• **EXERCISE DESCRIPTION**: Treat the line containing "Parse this screenshot: output" as the first line and the final line of the material below as the last; reproduce that range exactly.

Stored data
________________
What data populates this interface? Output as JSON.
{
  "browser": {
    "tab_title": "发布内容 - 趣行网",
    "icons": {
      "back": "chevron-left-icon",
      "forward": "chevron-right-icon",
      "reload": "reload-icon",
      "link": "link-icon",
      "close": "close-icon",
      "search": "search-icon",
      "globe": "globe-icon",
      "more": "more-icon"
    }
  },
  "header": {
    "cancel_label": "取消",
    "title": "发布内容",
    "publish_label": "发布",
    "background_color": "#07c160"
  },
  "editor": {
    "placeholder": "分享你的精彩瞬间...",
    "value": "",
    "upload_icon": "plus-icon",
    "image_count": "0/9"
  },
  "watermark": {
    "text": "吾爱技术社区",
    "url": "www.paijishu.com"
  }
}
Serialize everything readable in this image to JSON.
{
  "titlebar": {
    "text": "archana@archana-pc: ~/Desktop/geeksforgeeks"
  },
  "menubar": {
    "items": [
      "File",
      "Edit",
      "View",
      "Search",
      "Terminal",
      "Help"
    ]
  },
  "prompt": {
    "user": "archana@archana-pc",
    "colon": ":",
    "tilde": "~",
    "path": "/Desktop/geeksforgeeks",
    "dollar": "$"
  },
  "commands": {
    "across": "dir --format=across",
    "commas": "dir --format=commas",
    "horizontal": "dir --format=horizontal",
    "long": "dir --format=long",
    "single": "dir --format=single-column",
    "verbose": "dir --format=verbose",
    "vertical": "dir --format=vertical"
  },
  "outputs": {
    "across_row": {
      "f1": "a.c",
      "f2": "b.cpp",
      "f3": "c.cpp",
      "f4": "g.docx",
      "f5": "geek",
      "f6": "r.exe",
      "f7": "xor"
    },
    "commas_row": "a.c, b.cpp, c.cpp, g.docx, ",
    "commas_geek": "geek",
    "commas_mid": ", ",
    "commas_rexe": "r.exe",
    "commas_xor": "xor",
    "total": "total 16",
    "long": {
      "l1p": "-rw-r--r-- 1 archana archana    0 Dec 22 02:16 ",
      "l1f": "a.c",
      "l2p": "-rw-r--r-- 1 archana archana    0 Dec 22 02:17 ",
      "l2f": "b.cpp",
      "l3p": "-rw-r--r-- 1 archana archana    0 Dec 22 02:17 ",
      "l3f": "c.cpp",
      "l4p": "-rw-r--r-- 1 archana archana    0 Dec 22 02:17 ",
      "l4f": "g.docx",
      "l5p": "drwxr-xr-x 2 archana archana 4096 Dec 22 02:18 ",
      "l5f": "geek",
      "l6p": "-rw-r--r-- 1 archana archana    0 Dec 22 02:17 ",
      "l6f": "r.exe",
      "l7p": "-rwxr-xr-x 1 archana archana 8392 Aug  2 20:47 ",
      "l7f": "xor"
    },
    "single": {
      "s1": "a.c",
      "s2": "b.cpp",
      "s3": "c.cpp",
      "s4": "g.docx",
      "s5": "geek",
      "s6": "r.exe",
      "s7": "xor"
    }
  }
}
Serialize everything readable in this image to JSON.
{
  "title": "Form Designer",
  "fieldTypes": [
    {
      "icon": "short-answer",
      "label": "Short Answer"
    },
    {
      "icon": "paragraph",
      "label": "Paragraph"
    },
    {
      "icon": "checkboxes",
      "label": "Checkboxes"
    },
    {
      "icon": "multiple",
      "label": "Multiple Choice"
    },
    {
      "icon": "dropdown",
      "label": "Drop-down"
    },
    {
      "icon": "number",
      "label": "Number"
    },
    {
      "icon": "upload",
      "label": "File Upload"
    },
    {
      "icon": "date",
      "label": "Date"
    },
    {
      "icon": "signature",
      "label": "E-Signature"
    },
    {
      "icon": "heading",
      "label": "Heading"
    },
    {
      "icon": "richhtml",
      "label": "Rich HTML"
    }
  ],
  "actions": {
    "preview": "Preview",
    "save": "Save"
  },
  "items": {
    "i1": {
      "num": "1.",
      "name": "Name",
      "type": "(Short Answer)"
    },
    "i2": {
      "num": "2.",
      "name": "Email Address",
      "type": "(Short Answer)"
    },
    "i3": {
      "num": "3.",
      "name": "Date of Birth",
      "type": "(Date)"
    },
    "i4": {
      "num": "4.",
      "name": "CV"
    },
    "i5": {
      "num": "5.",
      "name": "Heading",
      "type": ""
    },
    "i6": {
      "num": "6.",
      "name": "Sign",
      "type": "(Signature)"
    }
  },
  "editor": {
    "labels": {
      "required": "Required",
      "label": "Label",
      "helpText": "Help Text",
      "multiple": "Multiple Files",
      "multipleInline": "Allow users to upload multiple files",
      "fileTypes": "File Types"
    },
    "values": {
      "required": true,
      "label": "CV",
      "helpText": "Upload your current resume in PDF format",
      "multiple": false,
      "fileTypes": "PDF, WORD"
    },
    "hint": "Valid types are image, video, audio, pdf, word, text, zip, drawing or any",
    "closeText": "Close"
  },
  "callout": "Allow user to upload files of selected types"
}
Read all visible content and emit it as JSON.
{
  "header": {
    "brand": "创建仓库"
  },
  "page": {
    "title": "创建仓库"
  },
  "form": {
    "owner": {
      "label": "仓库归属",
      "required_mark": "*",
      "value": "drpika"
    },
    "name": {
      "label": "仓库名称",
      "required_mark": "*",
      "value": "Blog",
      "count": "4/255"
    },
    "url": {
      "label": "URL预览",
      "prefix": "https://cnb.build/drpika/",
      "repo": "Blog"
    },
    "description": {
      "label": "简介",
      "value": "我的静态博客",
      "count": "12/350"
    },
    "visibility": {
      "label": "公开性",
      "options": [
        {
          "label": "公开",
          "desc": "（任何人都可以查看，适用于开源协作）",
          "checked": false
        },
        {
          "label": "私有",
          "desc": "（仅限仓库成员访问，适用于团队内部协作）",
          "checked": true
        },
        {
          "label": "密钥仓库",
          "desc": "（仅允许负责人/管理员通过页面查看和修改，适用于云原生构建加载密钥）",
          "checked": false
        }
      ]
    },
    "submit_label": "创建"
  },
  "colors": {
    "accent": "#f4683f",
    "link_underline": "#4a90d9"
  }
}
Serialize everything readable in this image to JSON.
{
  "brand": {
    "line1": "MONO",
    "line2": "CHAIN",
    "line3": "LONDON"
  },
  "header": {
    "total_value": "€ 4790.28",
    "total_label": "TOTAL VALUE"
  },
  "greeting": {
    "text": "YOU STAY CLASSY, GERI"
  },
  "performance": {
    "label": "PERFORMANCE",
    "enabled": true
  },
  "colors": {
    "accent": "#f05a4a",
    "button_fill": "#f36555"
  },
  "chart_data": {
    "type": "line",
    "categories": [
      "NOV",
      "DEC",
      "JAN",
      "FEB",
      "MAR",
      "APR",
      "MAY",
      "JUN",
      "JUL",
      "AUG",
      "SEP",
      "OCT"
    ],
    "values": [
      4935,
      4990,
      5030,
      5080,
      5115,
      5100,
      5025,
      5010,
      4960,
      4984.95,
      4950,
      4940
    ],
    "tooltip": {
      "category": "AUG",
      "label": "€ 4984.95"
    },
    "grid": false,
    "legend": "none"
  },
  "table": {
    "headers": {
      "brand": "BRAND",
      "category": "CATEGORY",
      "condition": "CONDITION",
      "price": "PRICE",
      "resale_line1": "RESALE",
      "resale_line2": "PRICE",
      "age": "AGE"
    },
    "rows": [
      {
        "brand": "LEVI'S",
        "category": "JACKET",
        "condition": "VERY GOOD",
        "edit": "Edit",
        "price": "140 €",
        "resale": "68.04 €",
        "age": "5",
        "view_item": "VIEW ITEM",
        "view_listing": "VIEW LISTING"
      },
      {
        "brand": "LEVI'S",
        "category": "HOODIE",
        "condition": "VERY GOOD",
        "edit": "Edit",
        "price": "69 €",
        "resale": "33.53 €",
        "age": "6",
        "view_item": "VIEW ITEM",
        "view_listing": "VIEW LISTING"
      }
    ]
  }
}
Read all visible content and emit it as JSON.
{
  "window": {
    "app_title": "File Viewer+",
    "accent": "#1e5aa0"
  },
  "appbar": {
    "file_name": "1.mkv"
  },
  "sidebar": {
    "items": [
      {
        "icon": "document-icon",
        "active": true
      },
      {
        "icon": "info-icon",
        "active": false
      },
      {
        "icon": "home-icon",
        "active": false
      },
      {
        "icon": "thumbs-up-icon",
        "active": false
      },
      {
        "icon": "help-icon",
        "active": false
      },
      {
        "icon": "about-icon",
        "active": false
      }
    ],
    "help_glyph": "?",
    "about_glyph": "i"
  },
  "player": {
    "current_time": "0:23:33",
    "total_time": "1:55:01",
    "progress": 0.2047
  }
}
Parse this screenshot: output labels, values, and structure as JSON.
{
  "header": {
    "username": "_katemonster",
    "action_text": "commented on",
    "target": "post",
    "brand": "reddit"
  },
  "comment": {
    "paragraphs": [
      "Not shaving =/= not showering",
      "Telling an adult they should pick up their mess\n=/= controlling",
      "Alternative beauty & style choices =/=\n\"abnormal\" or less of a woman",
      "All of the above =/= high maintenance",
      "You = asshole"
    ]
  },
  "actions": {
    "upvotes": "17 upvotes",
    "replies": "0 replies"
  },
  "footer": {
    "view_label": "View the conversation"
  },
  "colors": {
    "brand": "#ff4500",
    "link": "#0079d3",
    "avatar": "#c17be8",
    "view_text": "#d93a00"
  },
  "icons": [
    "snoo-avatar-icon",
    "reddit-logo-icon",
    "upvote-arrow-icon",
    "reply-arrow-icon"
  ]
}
________________
• **FINAL RESULT**:
Parse this screenshot: output labels, values, and structure as JSON.
{
  "header": {
    "username": "_katemonster",
    "action_text": "commented on",
    "target": "post",
    "brand": "reddit"
  },
  "comment": {
    "paragraphs": [
      "Not shaving =/= not showering",
      "Telling an adult they should pick up their mess\n=/= controlling",
      "Alternative beauty & style choices =/=\n\"abnormal\" or less of a woman",
      "All of the above =/= high maintenance",
      "You = asshole"
    ]
  },
  "actions": {
    "upvotes": "17 upvotes",
    "replies": "0 replies"
  },
  "footer": {
    "view_label": "View the conversation"
  },
  "colors": {
    "brand": "#ff4500",
    "link": "#0079d3",
    "avatar": "#c17be8",
    "view_text": "#d93a00"
  },
  "icons": [
    "snoo-avatar-icon",
    "reddit-logo-icon",
    "upvote-arrow-icon",
    "reply-arrow-icon"
  ]
}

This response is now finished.